***** TASK INPUTS

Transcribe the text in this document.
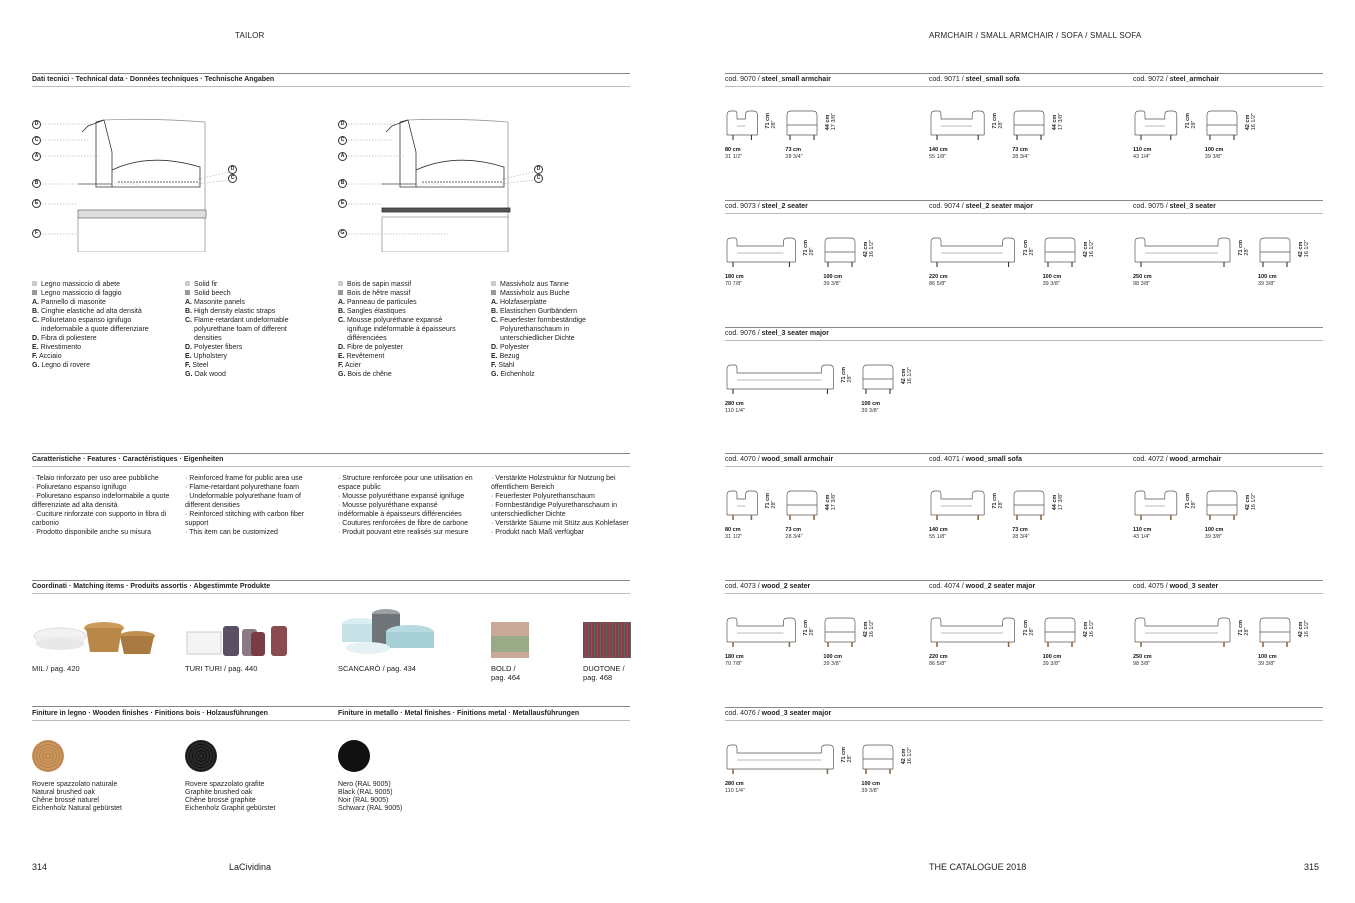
TAILOR
Dati tecnici · Technical data · Données techniques · Technische Angaben
D
C
A
B
E
F
D
C
D
C
A
B
E
G
D
C
Legno massiccio di abete
Legno massiccio di faggio
A. Pannello di masonite
B. Cinghie elastiche ad alta densità
C. Poliuretano espanso ignifugo indeformabile a quote differenziare
D. Fibra di poliestere
E. Rivestimento
F. Acciaio
G. Legno di rovere
Solid fir
Solid beech
A. Masonite panels
B. High density elastic straps
C. Flame-retardant undeformable polyurethane foam of different densities
D. Polyester fibers
E. Upholstery
F. Steel
G. Oak wood
Bois de sapin massif
Bois de hêtre massif
A. Panneau de particules
B. Sangles élastiques
C. Mousse polyuréthane expansé ignifuge indéformable à épaisseurs différenciées
D. Fibre de polyester
E. Revêtement
F. Acier
G. Bois de chêne
Massivholz aus Tanne
Massivholz aus Buche
A. Holzfaserplatte
B. Elastischen Gurtbändern
C. Feuerfester formbeständige Polyurethanschaum in unterschiedlicher Dichte
D. Polyester
E. Bezug
F. Stahl
G. Eichenholz
Caratteristiche · Features · Caractéristiques · Eigenheiten
· Telaio rinforzato per uso aree pubbliche
· Poliuretano espanso ignifugo
· Poliuretano espanso indeformabile a quote differenziate ad alta densità
· Cuciture rinforzate con supporto in fibra di carbonio
· Prodotto disponibile anche su misura
· Reinforced frame for public area use
· Flame-retardant polyurethane foam
· Undeformable polyurethane foam of different densities
· Reinforced stitching with carbon fiber support
· This item can be customized
· Structure renforcée pour une utilisation en espace public
· Mousse polyuréthane expansé ignifuge
· Mousse polyuréthane expansé indéformable à épaisseurs différenciées
· Coutures renforcées de fibre de carbone
· Produit pouvant etre realisés sur mesure
· Verstärkte Holzstruktur für Nutzung bei öffentlichem Bereich
· Feuerfester Polyurethanschaum
· Formbeständige Polyurethanschaum in unterschiedlicher Dichte
· Verstärkte Säume mit Stütz aus Kohlefaser
· Produkt nach Maß verfügbar
Coordinati · Matching items · Produits assortis · Abgestimmte Produkte
MIL / pag. 420	TURI TURI / pag. 440	SCANCARÒ / pag. 434	BOLD / pag. 464
DUOTONE / pag. 468
Finiture in legno · Wooden finishes · Finitions bois · Holzausführungen	Finiture in metallo · Metal finishes · Finitions metal · Metallausführungen
Rovere spazzolato naturale
Natural brushed oak
Chêne brossé naturel
Eichenholz Natural gebürstet
Rovere spazzolato grafite
Graphite brushed oak
Chêne brossé graphite
Eichenholz Graphit gebürstet
Nero (RAL 9005)
Black (RAL 9005)
Noir (RAL 9005)
Schwarz (RAL 9005)
314	LaCividina
ARMCHAIR / SMALL ARMCHAIR / SOFA / SMALL SOFA
cod. 9070 / steel_small armchair
71 cm
28"	44 cm
17 3/8"
80 cm
31 1/2"
73 cm
28 3/4"
cod. 9071 / steel_small sofa
71 cm
28"	44 cm
17 3/8"
140 cm
55 1/8"
73 cm
28 3/4"
cod. 9072 / steel_armchair
71 cm
28"	42 cm
16 1/2"
110 cm
43 1/4"
100 cm
39 3/8"
cod. 9073 / steel_2 seater
71 cm
28"	42 cm
16 1/2"
180 cm
70 7/8"
100 cm
39 3/8"
cod. 9074 / steel_2 seater major
71 cm
28"	42 cm
16 1/2"
220 cm
86 5/8"
100 cm
39 3/8"
cod. 9075 / steel_3 seater
71 cm
28"	42 cm
16 1/2"
250 cm
98 3/8"
100 cm
39 3/8"
cod. 9076 / steel_3 seater major
71 cm
28"	42 cm
16 1/2"
280 cm
110 1/4"
100 cm
39 3/8"
cod. 4070 / wood_small armchair
71 cm
28"	44 cm
17 3/8"
80 cm
31 1/2"
73 cm
28 3/4"
cod. 4071 / wood_small sofa
71 cm
28"	44 cm
17 3/8"
140 cm
55 1/8"
73 cm
28 3/4"
cod. 4072 / wood_armchair
71 cm
28"	42 cm
16 1/2"
110 cm
43 1/4"
100 cm
39 3/8"
cod. 4073 / wood_2 seater
71 cm
28"	42 cm
16 1/2"
180 cm
70 7/8"
100 cm
39 3/8"
cod. 4074 / wood_2 seater major
71 cm
28"	42 cm
16 1/2"
220 cm
86 5/8"
100 cm
39 3/8"
cod. 4075 / wood_3 seater
71 cm
28"	42 cm
16 1/2"
250 cm
98 3/8"
100 cm
39 3/8"
cod. 4076 / wood_3 seater major
71 cm
28"	42 cm
16 1/2"
280 cm
110 1/4"
100 cm
39 3/8"
THE CATALOGUE 2018	315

**********

▶ _OBJECTIVE_
Search the data above for the string "quote" and copy each line that has it.

▶ _WORKED ANSWER_
C. Poliuretano espanso ignifugo indeformabile a quote differenziare
· Poliuretano espanso indeformabile a quote differenziate ad alta densità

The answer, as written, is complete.